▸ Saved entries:
####################

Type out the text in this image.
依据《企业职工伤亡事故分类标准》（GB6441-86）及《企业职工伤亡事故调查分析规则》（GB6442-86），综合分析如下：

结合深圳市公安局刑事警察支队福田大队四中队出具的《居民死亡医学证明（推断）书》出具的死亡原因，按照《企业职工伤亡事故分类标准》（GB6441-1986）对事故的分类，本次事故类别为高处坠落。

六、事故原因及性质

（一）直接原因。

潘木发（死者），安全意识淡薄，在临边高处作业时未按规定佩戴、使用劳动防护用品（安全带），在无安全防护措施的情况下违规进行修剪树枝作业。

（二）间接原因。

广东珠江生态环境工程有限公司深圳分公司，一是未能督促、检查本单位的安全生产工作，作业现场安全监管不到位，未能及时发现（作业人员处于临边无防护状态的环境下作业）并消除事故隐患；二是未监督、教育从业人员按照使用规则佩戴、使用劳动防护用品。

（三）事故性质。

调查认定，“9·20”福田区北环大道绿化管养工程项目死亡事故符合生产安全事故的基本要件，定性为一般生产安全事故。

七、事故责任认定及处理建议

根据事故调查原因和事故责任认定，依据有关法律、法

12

####################

Give a word-for-word copy of the records.

Type out the text in this image.
依据《企业职工伤亡事故分类标准》（GB6441-86）及《企业职工伤亡事故调查分析规则》（GB6442-86），综合分析如下：

结合深圳市公安局刑事警察支队福田大队四中队出具的《居民死亡医学证明（推断）书》出具的死亡原因，按照《企业职工伤亡事故分类标准》（GB6441-1986）对事故的分类，本次事故类别为高处坠落。

六、事故原因及性质

（一）直接原因。

潘木发（死者），安全意识淡薄，在临边高处作业时未按规定佩戴、使用劳动防护用品（安全带），在无安全防护措施的情况下违规进行修剪树枝作业。

（二）间接原因。

广东珠江生态环境工程有限公司深圳分公司，一是未能督促、检查本单位的安全生产工作，作业现场安全监管不到位，未能及时发现（作业人员处于临边无防护状态的环境下作业）并消除事故隐患；二是未监督、教育从业人员按照使用规则佩戴、使用劳动防护用品。

（三）事故性质。

调查认定，“9·20”福田区北环大道绿化管养工程项目死亡事故符合生产安全事故的基本要件，定性为一般生产安全事故。

七、事故责任认定及处理建议

根据事故调查原因和事故责任认定，依据有关法律、法

12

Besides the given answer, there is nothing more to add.